# start of Supplied information
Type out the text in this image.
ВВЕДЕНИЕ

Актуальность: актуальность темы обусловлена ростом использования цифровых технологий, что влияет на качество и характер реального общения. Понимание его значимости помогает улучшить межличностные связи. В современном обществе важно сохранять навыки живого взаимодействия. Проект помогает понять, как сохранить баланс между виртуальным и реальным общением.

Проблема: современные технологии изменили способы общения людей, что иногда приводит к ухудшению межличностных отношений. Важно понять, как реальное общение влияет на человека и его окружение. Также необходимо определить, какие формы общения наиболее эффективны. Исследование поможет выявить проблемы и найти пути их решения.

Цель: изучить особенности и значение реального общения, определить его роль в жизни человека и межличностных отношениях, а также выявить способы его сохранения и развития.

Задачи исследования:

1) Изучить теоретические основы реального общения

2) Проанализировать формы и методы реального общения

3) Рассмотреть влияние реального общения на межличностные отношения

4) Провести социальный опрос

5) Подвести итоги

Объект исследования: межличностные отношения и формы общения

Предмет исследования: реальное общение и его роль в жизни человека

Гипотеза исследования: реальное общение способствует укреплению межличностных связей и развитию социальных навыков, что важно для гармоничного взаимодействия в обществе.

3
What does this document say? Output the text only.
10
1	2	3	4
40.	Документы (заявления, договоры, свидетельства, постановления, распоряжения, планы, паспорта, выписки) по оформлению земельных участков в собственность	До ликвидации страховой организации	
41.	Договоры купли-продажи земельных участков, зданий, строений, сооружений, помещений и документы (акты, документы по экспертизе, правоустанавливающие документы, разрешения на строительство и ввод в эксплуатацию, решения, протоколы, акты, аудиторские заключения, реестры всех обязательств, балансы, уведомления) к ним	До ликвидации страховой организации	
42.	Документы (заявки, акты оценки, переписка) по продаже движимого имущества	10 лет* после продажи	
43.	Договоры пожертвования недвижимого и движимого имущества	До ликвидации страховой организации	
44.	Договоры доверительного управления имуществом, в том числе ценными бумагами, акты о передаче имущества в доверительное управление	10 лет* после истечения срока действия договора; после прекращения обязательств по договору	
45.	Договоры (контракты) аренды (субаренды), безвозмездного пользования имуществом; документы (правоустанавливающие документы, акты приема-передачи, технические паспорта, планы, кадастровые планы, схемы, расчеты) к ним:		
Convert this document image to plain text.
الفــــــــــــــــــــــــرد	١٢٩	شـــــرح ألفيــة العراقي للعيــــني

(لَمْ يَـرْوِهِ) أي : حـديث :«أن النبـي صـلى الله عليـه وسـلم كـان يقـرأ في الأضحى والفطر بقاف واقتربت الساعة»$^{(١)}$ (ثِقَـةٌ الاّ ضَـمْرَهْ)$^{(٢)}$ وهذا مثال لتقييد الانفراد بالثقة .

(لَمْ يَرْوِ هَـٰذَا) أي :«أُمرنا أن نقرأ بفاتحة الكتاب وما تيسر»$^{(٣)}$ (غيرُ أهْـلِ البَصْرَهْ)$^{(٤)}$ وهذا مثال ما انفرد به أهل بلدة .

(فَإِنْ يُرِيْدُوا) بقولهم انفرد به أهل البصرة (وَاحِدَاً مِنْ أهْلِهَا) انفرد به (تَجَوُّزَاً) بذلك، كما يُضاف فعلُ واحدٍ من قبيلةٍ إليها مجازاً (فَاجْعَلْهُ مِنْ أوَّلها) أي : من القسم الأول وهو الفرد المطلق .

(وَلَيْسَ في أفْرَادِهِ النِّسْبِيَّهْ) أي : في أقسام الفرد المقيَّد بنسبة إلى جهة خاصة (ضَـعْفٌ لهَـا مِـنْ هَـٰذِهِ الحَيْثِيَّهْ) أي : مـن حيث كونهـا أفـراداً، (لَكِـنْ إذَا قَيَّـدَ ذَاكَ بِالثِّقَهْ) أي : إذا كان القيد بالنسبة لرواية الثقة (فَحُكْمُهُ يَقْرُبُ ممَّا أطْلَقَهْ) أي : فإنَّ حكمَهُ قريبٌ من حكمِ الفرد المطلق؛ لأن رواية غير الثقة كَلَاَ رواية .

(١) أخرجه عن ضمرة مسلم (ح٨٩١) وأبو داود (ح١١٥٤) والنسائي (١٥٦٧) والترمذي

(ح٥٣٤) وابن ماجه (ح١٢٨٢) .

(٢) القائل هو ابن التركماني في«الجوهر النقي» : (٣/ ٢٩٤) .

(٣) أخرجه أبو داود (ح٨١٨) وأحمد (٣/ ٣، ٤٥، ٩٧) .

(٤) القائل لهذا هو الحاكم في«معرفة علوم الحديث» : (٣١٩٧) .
# end of Supplied information
* _What is being asked_: Copy out each line of the material that holds the word "влияет".

* _Result of this task_:
Актуальность: актуальность темы обусловлена ростом использования цифровых технологий, что влияет на качество и характер реального общения. Понимание его значимости помогает улучшить межличностные связи. В современном обществе важно сохранять навыки живого взаимодействия. Проект помогает понять, как сохранить баланс между виртуальным и реальным общением.
Проблема: современные технологии изменили способы общения людей, что иногда приводит к ухудшению межличностных отношений. Важно понять, как реальное общение влияет на человека и его окружение. Также необходимо определить, какие формы общения наиболее эффективны. Исследование поможет выявить проблемы и найти пути их решения.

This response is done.